Copy every entry precisely.
= = = =
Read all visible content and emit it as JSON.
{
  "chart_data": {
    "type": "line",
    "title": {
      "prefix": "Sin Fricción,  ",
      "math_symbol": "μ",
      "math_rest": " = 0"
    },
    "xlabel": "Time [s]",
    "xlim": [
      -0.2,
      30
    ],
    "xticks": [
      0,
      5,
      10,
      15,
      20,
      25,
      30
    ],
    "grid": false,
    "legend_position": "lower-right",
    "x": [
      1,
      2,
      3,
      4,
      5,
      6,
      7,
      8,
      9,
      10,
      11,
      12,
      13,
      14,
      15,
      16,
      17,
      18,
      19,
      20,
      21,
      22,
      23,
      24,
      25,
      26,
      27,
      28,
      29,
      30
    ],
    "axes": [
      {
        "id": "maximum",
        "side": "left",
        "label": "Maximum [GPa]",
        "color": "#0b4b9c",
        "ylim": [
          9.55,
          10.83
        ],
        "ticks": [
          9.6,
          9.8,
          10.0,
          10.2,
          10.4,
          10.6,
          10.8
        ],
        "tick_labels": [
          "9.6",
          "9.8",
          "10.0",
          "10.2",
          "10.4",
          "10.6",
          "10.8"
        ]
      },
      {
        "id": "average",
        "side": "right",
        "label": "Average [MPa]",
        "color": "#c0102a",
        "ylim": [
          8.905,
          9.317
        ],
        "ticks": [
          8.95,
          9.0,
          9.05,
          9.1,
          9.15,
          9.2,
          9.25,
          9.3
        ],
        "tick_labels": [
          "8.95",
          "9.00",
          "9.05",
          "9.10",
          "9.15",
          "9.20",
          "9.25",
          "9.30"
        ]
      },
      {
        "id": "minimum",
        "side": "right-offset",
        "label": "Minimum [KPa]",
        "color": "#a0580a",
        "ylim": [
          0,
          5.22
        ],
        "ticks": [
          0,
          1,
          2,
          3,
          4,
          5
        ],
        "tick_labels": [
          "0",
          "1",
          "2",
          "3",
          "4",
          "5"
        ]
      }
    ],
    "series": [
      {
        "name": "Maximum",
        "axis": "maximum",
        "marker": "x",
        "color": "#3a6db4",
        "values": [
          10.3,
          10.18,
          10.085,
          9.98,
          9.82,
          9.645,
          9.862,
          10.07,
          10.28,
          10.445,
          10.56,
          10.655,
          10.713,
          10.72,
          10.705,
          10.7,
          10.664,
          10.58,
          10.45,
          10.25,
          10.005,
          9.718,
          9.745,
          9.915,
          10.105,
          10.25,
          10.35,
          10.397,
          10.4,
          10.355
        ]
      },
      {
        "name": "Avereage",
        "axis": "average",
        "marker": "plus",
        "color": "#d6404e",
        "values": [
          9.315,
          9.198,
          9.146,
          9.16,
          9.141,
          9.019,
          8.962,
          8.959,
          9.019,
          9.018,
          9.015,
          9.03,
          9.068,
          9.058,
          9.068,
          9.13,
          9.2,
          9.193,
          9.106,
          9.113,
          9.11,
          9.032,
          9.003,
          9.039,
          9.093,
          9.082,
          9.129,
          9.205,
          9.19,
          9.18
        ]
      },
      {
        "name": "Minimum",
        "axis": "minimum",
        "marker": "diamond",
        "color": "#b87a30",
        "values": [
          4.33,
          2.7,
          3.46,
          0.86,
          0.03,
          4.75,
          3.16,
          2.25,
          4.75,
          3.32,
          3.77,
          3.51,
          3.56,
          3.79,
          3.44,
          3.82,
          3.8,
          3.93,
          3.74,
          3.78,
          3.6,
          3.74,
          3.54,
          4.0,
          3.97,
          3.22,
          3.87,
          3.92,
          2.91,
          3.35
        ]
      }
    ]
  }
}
= = = =
# TASK RESPONSE
Read all visible content and emit it as JSON.
{
  "chart_data": {
    "type": "line",
    "title": {
      "prefix": "Sin Fricción,  ",
      "math_symbol": "μ",
      "math_rest": " = 0"
    },
    "xlabel": "Time [s]",
    "xlim": [
      -0.2,
      30
    ],
    "xticks": [
      0,
      5,
      10,
      15,
      20,
      25,
      30
    ],
    "grid": false,
    "legend_position": "lower-right",
    "x": [
      1,
      2,
      3,
      4,
      5,
      6,
      7,
      8,
      9,
      10,
      11,
      12,
      13,
      14,
      15,
      16,
      17,
      18,
      19,
      20,
      21,
      22,
      23,
      24,
      25,
      26,
      27,
      28,
      29,
      30
    ],
    "axes": [
      {
        "id": "maximum",
        "side": "left",
        "label": "Maximum [GPa]",
        "color": "#0b4b9c",
        "ylim": [
          9.55,
          10.83
        ],
        "ticks": [
          9.6,
          9.8,
          10.0,
          10.2,
          10.4,
          10.6,
          10.8
        ],
        "tick_labels": [
          "9.6",
          "9.8",
          "10.0",
          "10.2",
          "10.4",
          "10.6",
          "10.8"
        ]
      },
      {
        "id": "average",
        "side": "right",
        "label": "Average [MPa]",
        "color": "#c0102a",
        "ylim": [
          8.905,
          9.317
        ],
        "ticks": [
          8.95,
          9.0,
          9.05,
          9.1,
          9.15,
          9.2,
          9.25,
          9.3
        ],
        "tick_labels": [
          "8.95",
          "9.00",
          "9.05",
          "9.10",
          "9.15",
          "9.20",
          "9.25",
          "9.30"
        ]
      },
      {
        "id": "minimum",
        "side": "right-offset",
        "label": "Minimum [KPa]",
        "color": "#a0580a",
        "ylim": [
          0,
          5.22
        ],
        "ticks": [
          0,
          1,
          2,
          3,
          4,
          5
        ],
        "tick_labels": [
          "0",
          "1",
          "2",
          "3",
          "4",
          "5"
        ]
      }
    ],
    "series": [
      {
        "name": "Maximum",
        "axis": "maximum",
        "marker": "x",
        "color": "#3a6db4",
        "values": [
          10.3,
          10.18,
          10.085,
          9.98,
          9.82,
          9.645,
          9.862,
          10.07,
          10.28,
          10.445,
          10.56,
          10.655,
          10.713,
          10.72,
          10.705,
          10.7,
          10.664,
          10.58,
          10.45,
          10.25,
          10.005,
          9.718,
          9.745,
          9.915,
          10.105,
          10.25,
          10.35,
          10.397,
          10.4,
          10.355
        ]
      },
      {
        "name": "Avereage",
        "axis": "average",
        "marker": "plus",
        "color": "#d6404e",
        "values": [
          9.315,
          9.198,
          9.146,
          9.16,
          9.141,
          9.019,
          8.962,
          8.959,
          9.019,
          9.018,
          9.015,
          9.03,
          9.068,
          9.058,
          9.068,
          9.13,
          9.2,
          9.193,
          9.106,
          9.113,
          9.11,
          9.032,
          9.003,
          9.039,
          9.093,
          9.082,
          9.129,
          9.205,
          9.19,
          9.18
        ]
      },
      {
        "name": "Minimum",
        "axis": "minimum",
        "marker": "diamond",
        "color": "#b87a30",
        "values": [
          4.33,
          2.7,
          3.46,
          0.86,
          0.03,
          4.75,
          3.16,
          2.25,
          4.75,
          3.32,
          3.77,
          3.51,
          3.56,
          3.79,
          3.44,
          3.82,
          3.8,
          3.93,
          3.74,
          3.78,
          3.6,
          3.74,
          3.54,
          4.0,
          3.97,
          3.22,
          3.87,
          3.92,
          2.91,
          3.35
        ]
      }
    ]
  }
}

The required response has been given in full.